Stated problem
Could you output each line of the data that follows exactly?
-------- Material provided --------
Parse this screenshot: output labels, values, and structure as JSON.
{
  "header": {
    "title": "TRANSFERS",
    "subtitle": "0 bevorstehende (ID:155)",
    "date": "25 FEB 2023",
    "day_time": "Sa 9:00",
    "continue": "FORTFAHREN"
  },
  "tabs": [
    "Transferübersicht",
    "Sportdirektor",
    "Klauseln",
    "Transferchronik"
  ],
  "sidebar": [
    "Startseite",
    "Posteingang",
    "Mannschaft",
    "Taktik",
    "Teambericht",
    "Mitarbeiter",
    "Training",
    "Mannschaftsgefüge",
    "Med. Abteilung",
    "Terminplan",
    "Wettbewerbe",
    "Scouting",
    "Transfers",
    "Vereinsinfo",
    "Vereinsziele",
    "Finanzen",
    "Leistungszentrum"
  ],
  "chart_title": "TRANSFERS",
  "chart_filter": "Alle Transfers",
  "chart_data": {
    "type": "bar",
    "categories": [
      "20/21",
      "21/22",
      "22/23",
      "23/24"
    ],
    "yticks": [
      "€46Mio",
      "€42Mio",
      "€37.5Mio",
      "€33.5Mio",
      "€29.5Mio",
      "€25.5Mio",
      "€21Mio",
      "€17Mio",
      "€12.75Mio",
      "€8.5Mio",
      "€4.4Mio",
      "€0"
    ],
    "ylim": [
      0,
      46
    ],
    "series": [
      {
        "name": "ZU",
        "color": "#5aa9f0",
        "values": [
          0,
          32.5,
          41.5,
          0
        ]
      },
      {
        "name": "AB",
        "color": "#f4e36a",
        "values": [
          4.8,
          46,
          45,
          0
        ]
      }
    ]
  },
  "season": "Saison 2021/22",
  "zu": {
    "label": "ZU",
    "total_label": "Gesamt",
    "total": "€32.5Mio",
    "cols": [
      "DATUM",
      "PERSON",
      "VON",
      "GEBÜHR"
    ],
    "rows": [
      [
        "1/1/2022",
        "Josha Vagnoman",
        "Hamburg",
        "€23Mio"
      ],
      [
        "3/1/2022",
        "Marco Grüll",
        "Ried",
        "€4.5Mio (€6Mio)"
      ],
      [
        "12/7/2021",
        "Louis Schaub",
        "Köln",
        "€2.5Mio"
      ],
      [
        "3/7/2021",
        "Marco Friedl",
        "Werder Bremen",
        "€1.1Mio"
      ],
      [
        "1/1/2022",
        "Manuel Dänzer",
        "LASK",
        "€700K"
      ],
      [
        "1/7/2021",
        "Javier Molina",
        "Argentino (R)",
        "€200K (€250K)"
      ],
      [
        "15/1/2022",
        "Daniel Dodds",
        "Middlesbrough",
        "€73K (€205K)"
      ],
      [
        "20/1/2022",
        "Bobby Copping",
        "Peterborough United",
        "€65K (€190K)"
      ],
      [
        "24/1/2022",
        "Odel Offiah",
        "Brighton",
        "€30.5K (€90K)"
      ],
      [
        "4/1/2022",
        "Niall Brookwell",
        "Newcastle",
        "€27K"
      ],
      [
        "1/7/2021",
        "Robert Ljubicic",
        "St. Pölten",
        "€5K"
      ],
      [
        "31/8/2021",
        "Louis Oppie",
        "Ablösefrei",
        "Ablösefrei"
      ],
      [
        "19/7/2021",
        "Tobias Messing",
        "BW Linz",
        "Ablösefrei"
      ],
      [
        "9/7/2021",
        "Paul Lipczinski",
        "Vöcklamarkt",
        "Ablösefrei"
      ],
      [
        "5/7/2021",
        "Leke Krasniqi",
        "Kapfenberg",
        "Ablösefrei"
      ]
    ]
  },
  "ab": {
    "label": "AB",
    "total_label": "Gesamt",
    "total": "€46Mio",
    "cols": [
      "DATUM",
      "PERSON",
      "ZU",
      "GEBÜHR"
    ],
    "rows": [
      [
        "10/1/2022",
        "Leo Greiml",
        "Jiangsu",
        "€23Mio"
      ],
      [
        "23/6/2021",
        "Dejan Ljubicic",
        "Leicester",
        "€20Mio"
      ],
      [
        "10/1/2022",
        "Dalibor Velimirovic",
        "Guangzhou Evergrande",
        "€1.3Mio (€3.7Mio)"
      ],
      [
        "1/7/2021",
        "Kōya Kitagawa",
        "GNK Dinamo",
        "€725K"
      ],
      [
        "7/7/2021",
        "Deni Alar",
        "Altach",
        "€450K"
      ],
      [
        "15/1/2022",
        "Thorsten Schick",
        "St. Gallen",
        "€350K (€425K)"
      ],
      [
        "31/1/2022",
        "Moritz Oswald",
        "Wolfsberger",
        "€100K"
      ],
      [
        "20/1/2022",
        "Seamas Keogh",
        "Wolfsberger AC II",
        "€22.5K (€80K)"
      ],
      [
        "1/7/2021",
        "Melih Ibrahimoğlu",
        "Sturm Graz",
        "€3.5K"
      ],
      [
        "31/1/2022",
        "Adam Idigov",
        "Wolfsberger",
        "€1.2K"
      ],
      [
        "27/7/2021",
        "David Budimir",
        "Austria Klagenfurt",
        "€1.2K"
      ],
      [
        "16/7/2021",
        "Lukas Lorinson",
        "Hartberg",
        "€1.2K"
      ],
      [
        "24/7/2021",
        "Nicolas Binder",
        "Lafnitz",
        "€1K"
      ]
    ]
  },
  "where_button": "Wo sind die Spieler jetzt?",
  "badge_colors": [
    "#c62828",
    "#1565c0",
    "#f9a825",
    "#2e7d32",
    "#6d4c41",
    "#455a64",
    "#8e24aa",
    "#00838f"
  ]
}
--------
Result
Parse this screenshot: output labels, values, and structure as JSON.
{
  "header": {
    "title": "TRANSFERS",
    "subtitle": "0 bevorstehende (ID:155)",
    "date": "25 FEB 2023",
    "day_time": "Sa 9:00",
    "continue": "FORTFAHREN"
  },
  "tabs": [
    "Transferübersicht",
    "Sportdirektor",
    "Klauseln",
    "Transferchronik"
  ],
  "sidebar": [
    "Startseite",
    "Posteingang",
    "Mannschaft",
    "Taktik",
    "Teambericht",
    "Mitarbeiter",
    "Training",
    "Mannschaftsgefüge",
    "Med. Abteilung",
    "Terminplan",
    "Wettbewerbe",
    "Scouting",
    "Transfers",
    "Vereinsinfo",
    "Vereinsziele",
    "Finanzen",
    "Leistungszentrum"
  ],
  "chart_title": "TRANSFERS",
  "chart_filter": "Alle Transfers",
  "chart_data": {
    "type": "bar",
    "categories": [
      "20/21",
      "21/22",
      "22/23",
      "23/24"
    ],
    "yticks": [
      "€46Mio",
      "€42Mio",
      "€37.5Mio",
      "€33.5Mio",
      "€29.5Mio",
      "€25.5Mio",
      "€21Mio",
      "€17Mio",
      "€12.75Mio",
      "€8.5Mio",
      "€4.4Mio",
      "€0"
    ],
    "ylim": [
      0,
      46
    ],
    "series": [
      {
        "name": "ZU",
        "color": "#5aa9f0",
        "values": [
          0,
          32.5,
          41.5,
          0
        ]
      },
      {
        "name": "AB",
        "color": "#f4e36a",
        "values": [
          4.8,
          46,
          45,
          0
        ]
      }
    ]
  },
  "season": "Saison 2021/22",
  "zu": {
    "label": "ZU",
    "total_label": "Gesamt",
    "total": "€32.5Mio",
    "cols": [
      "DATUM",
      "PERSON",
      "VON",
      "GEBÜHR"
    ],
    "rows": [
      [
        "1/1/2022",
        "Josha Vagnoman",
        "Hamburg",
        "€23Mio"
      ],
      [
        "3/1/2022",
        "Marco Grüll",
        "Ried",
        "€4.5Mio (€6Mio)"
      ],
      [
        "12/7/2021",
        "Louis Schaub",
        "Köln",
        "€2.5Mio"
      ],
      [
        "3/7/2021",
        "Marco Friedl",
        "Werder Bremen",
        "€1.1Mio"
      ],
      [
        "1/1/2022",
        "Manuel Dänzer",
        "LASK",
        "€700K"
      ],
      [
        "1/7/2021",
        "Javier Molina",
        "Argentino (R)",
        "€200K (€250K)"
      ],
      [
        "15/1/2022",
        "Daniel Dodds",
        "Middlesbrough",
        "€73K (€205K)"
      ],
      [
        "20/1/2022",
        "Bobby Copping",
        "Peterborough United",
        "€65K (€190K)"
      ],
      [
        "24/1/2022",
        "Odel Offiah",
        "Brighton",
        "€30.5K (€90K)"
      ],
      [
        "4/1/2022",
        "Niall Brookwell",
        "Newcastle",
        "€27K"
      ],
      [
        "1/7/2021",
        "Robert Ljubicic",
        "St. Pölten",
        "€5K"
      ],
      [
        "31/8/2021",
        "Louis Oppie",
        "Ablösefrei",
        "Ablösefrei"
      ],
      [
        "19/7/2021",
        "Tobias Messing",
        "BW Linz",
        "Ablösefrei"
      ],
      [
        "9/7/2021",
        "Paul Lipczinski",
        "Vöcklamarkt",
        "Ablösefrei"
      ],
      [
        "5/7/2021",
        "Leke Krasniqi",
        "Kapfenberg",
        "Ablösefrei"
      ]
    ]
  },
  "ab": {
    "label": "AB",
    "total_label": "Gesamt",
    "total": "€46Mio",
    "cols": [
      "DATUM",
      "PERSON",
      "ZU",
      "GEBÜHR"
    ],
    "rows": [
      [
        "10/1/2022",
        "Leo Greiml",
        "Jiangsu",
        "€23Mio"
      ],
      [
        "23/6/2021",
        "Dejan Ljubicic",
        "Leicester",
        "€20Mio"
      ],
      [
        "10/1/2022",
        "Dalibor Velimirovic",
        "Guangzhou Evergrande",
        "€1.3Mio (€3.7Mio)"
      ],
      [
        "1/7/2021",
        "Kōya Kitagawa",
        "GNK Dinamo",
        "€725K"
      ],
      [
        "7/7/2021",
        "Deni Alar",
        "Altach",
        "€450K"
      ],
      [
        "15/1/2022",
        "Thorsten Schick",
        "St. Gallen",
        "€350K (€425K)"
      ],
      [
        "31/1/2022",
        "Moritz Oswald",
        "Wolfsberger",
        "€100K"
      ],
      [
        "20/1/2022",
        "Seamas Keogh",
        "Wolfsberger AC II",
        "€22.5K (€80K)"
      ],
      [
        "1/7/2021",
        "Melih Ibrahimoğlu",
        "Sturm Graz",
        "€3.5K"
      ],
      [
        "31/1/2022",
        "Adam Idigov",
        "Wolfsberger",
        "€1.2K"
      ],
      [
        "27/7/2021",
        "David Budimir",
        "Austria Klagenfurt",
        "€1.2K"
      ],
      [
        "16/7/2021",
        "Lukas Lorinson",
        "Hartberg",
        "€1.2K"
      ],
      [
        "24/7/2021",
        "Nicolas Binder",
        "Lafnitz",
        "€1K"
      ]
    ]
  },
  "where_button": "Wo sind die Spieler jetzt?",
  "badge_colors": [
    "#c62828",
    "#1565c0",
    "#f9a825",
    "#2e7d32",
    "#6d4c41",
    "#455a64",
    "#8e24aa",
    "#00838f"
  ]
}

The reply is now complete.